** begin **
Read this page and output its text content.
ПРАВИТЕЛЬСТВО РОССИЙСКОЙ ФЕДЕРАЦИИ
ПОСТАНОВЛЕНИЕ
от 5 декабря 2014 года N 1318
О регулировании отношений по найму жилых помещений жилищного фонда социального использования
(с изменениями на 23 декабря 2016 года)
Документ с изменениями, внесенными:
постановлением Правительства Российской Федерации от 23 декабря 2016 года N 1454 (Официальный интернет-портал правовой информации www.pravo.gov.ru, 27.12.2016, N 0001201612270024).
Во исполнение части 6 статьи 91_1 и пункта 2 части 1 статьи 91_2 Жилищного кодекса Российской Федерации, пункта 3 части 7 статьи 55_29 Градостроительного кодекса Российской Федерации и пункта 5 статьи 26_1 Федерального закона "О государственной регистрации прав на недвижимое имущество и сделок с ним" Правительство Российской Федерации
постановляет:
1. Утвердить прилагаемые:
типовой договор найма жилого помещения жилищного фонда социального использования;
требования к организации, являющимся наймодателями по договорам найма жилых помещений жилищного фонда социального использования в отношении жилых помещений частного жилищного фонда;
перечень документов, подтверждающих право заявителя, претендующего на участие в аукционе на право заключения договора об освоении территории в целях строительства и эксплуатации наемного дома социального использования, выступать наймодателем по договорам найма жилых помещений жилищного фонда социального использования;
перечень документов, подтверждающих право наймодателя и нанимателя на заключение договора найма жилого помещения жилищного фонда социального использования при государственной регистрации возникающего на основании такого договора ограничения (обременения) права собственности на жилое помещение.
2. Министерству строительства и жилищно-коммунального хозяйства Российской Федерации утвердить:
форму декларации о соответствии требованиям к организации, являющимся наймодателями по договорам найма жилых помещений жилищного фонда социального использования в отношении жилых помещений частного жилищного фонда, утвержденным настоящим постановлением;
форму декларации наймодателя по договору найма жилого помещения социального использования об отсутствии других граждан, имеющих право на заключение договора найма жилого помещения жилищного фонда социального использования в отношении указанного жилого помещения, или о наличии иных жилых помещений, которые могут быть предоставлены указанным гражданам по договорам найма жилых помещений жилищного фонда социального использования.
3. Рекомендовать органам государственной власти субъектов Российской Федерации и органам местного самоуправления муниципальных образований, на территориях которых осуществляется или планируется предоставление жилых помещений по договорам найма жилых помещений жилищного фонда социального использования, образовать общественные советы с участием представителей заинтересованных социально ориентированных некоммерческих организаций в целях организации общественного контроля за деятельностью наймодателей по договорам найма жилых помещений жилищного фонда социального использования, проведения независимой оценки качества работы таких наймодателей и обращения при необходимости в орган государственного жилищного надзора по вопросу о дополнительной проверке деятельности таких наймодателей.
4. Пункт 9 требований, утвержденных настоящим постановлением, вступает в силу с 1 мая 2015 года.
** end **
** begin **
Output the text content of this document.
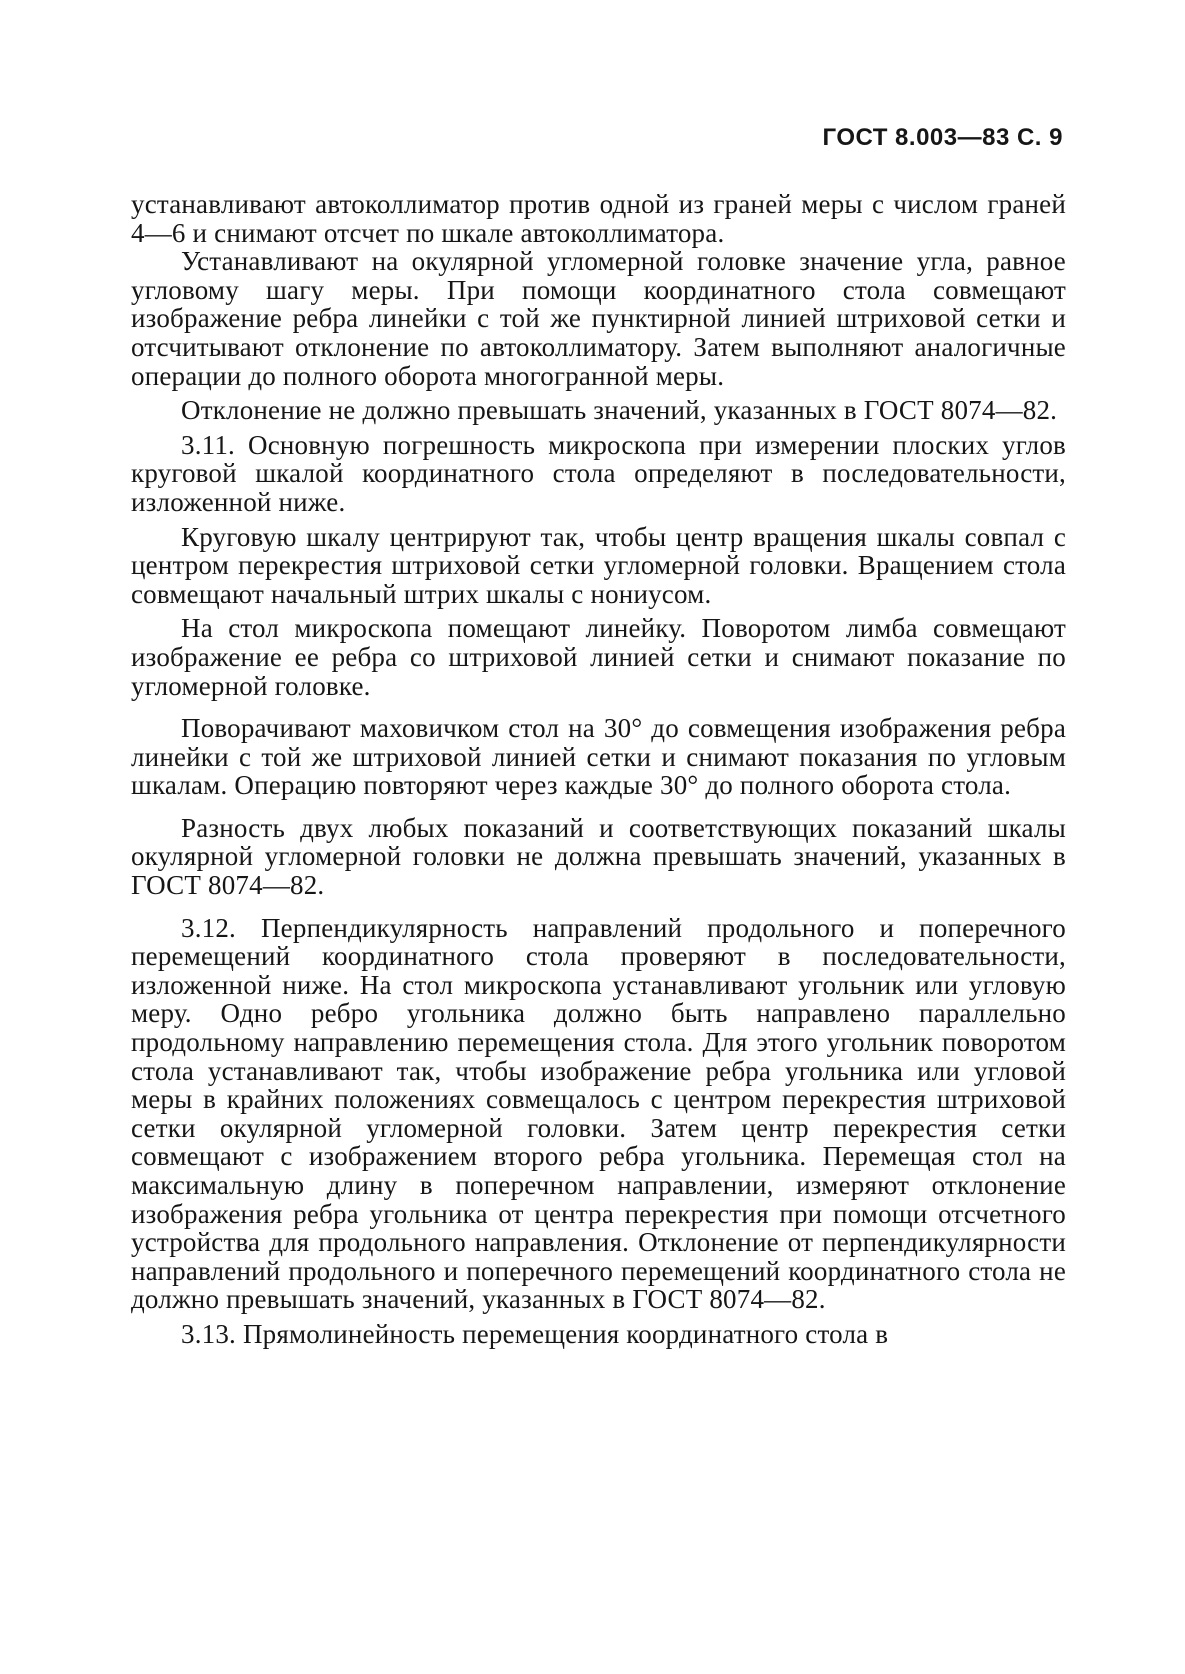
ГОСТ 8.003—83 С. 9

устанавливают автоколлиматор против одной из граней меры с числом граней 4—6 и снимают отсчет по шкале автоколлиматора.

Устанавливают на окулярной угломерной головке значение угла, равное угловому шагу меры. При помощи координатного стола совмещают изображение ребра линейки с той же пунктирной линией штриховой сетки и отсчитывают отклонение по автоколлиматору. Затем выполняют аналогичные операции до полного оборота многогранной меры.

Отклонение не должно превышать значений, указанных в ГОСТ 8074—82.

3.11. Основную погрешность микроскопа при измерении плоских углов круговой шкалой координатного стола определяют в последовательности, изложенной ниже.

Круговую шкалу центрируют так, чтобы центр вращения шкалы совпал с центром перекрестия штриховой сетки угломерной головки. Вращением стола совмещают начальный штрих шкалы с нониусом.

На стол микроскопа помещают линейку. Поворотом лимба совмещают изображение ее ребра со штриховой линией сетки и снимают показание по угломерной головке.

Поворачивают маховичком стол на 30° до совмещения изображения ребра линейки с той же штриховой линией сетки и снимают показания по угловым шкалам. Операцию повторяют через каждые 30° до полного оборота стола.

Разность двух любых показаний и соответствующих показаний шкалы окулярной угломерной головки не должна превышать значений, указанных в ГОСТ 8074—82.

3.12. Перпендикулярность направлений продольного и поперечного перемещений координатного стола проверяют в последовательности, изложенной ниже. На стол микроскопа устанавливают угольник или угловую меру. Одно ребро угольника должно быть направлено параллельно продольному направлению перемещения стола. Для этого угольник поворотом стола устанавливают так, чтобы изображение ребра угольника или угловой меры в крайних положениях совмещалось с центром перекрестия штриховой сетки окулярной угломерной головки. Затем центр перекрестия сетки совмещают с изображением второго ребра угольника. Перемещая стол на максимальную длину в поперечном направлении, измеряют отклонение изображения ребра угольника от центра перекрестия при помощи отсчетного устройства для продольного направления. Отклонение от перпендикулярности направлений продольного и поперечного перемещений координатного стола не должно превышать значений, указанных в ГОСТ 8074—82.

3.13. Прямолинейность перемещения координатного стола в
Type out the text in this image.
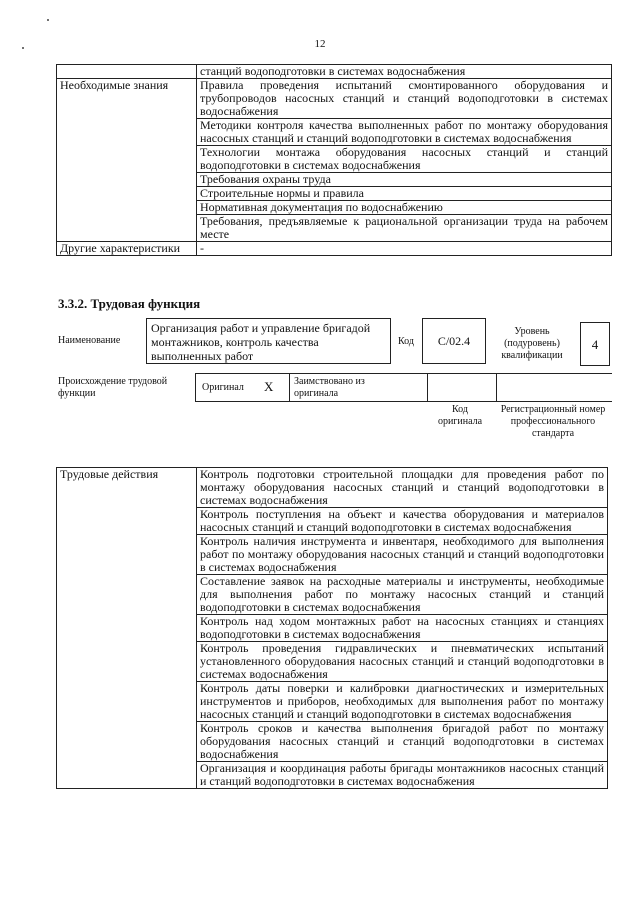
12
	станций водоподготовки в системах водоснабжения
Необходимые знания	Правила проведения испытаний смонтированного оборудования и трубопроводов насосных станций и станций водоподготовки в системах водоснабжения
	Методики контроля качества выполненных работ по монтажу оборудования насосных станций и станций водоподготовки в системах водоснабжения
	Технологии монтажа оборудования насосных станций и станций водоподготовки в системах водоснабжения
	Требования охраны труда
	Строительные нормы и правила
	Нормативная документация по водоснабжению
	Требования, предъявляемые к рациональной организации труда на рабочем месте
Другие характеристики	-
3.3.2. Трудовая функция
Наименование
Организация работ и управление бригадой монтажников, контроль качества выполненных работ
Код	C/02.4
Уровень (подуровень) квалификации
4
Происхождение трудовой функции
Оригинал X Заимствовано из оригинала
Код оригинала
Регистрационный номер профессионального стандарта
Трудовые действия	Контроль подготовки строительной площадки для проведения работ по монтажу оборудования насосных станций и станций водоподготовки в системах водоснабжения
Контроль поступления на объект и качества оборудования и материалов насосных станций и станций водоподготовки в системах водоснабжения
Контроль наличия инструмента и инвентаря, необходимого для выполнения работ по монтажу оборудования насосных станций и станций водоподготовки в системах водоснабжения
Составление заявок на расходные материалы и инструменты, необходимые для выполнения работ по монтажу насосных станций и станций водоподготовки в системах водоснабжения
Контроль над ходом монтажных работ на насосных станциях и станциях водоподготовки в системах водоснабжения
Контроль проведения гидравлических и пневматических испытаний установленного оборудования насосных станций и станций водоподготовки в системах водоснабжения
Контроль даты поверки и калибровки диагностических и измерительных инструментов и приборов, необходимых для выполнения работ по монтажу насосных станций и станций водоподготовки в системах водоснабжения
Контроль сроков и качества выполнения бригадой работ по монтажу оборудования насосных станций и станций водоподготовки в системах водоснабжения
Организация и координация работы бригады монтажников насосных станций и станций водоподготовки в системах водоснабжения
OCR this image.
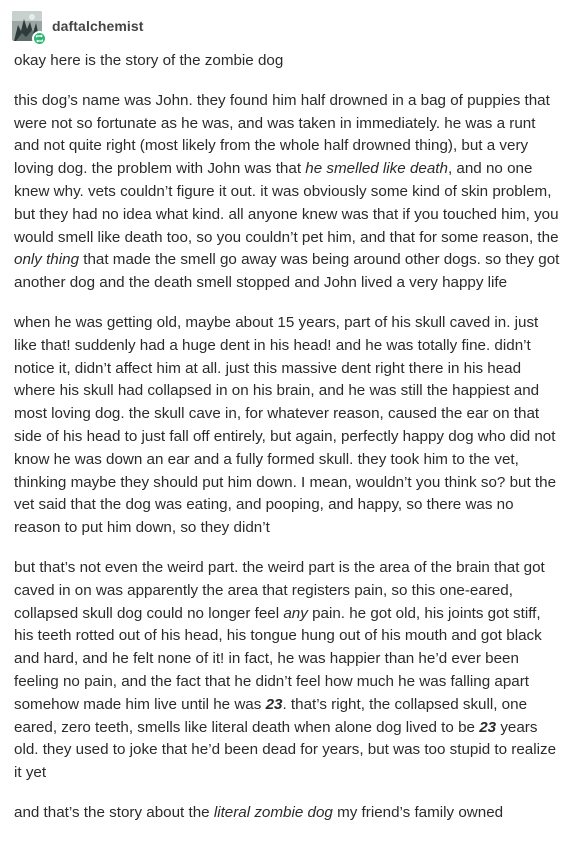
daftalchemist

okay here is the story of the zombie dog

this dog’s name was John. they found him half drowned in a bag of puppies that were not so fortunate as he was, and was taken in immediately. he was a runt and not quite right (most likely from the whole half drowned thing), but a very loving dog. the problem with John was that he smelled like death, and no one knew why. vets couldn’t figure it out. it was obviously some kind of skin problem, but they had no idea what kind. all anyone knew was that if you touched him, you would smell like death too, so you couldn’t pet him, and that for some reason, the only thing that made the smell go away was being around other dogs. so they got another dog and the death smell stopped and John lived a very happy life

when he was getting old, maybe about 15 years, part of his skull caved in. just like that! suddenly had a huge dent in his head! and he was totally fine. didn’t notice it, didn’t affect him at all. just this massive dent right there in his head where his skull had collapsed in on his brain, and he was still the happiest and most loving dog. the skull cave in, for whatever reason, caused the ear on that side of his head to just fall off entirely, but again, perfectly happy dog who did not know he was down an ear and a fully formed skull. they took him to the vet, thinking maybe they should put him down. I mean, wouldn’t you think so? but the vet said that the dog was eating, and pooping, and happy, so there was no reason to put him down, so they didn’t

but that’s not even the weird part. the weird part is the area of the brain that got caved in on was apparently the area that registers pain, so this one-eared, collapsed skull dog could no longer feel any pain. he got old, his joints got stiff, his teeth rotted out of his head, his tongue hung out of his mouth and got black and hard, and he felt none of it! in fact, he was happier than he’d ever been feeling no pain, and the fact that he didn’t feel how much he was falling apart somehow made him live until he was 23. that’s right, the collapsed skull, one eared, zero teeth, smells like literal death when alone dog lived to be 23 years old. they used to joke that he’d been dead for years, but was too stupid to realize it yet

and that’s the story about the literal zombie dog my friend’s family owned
** end **
** begin **
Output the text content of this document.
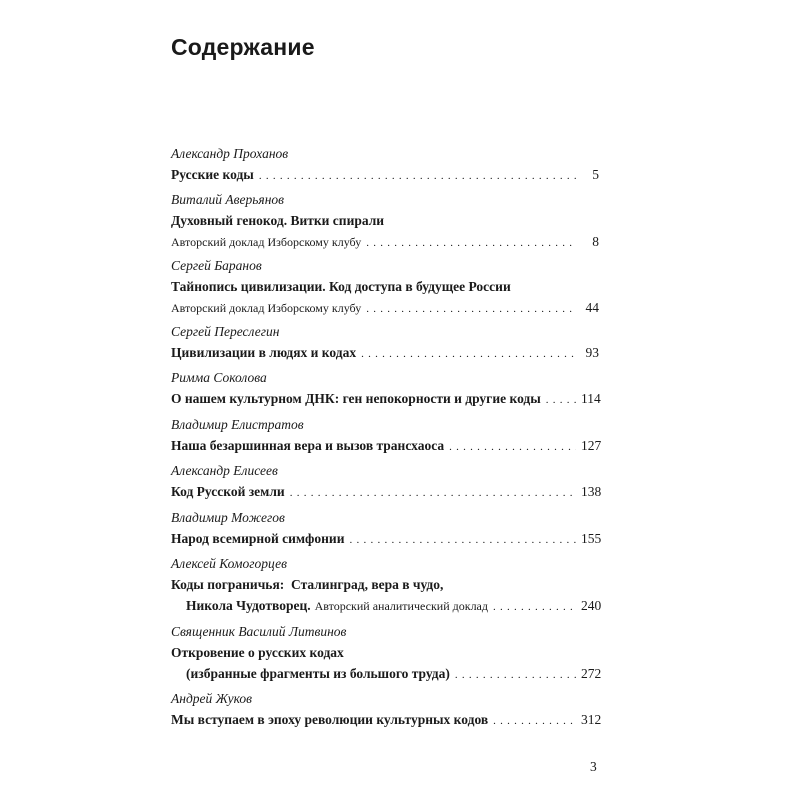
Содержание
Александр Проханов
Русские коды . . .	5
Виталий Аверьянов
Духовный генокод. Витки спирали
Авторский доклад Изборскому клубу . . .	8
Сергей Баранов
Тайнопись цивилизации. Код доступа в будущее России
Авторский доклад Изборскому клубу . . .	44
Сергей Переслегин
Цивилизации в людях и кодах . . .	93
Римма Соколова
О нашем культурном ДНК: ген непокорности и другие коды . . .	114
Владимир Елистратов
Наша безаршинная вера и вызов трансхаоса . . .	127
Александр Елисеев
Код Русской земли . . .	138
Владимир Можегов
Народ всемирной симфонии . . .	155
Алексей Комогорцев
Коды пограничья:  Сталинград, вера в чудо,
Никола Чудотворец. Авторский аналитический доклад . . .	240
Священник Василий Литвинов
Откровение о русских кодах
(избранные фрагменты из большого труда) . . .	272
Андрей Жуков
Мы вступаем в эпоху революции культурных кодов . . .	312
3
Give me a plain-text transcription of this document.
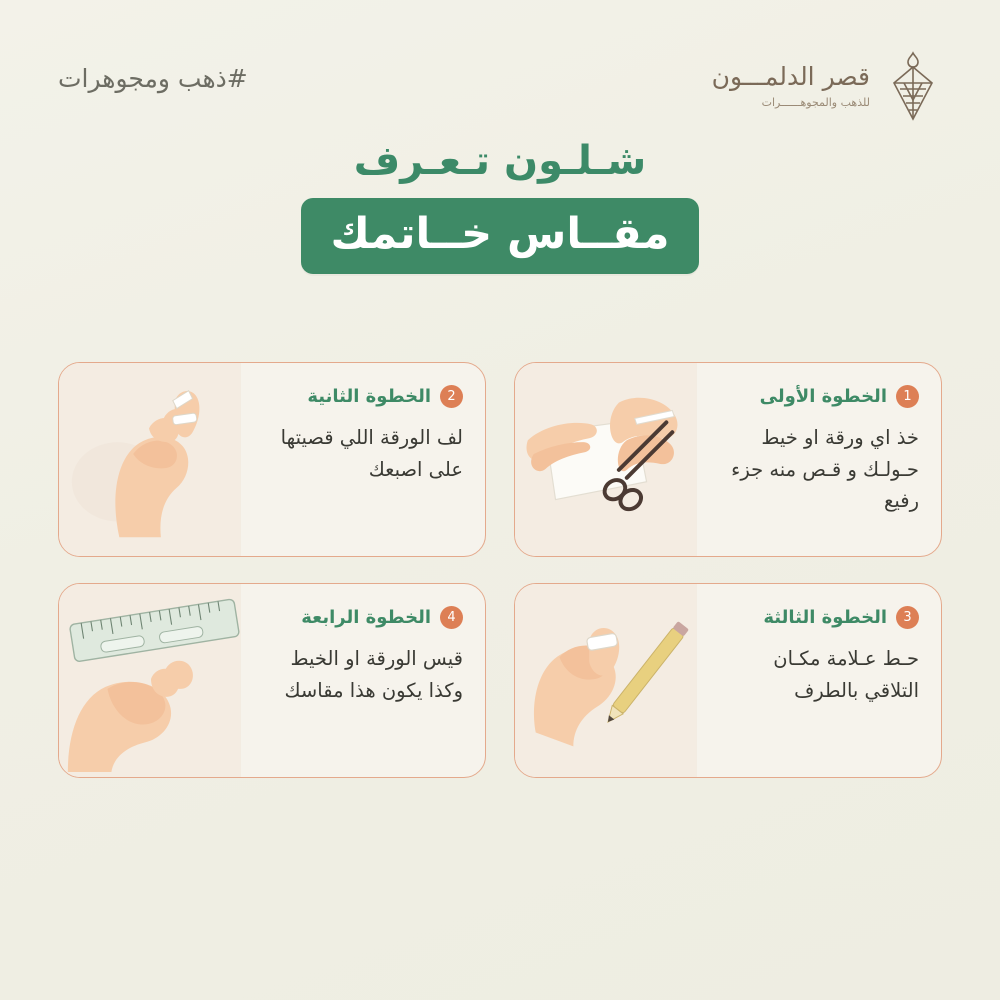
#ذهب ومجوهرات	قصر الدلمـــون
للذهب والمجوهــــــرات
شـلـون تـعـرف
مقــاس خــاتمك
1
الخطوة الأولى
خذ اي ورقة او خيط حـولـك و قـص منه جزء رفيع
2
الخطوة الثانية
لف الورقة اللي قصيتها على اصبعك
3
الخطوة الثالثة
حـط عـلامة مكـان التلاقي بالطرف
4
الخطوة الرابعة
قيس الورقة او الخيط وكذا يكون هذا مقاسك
** end **
- _Problem requirements_
Scan the material line by line and report each one that contains "работы".

- _Task result_
3. Рекомендовать органам государственной власти субъектов Российской Федерации и органам местного самоуправления муниципальных образований, на территориях которых осуществляется или планируется предоставление жилых помещений по договорам найма жилых помещений жилищного фонда социального использования, образовать общественные советы с участием представителей заинтересованных социально ориентированных некоммерческих организаций в целях организации общественного контроля за деятельностью наймодателей по договорам найма жилых помещений жилищного фонда социального использования, проведения независимой оценки качества работы таких наймодателей и обращения при необходимости в орган государственного жилищного надзора по вопросу о дополнительной проверке деятельности таких наймодателей.
Организация и координация работы бригады монтажников насосных станций и станций водоподготовки в системах водоснабжения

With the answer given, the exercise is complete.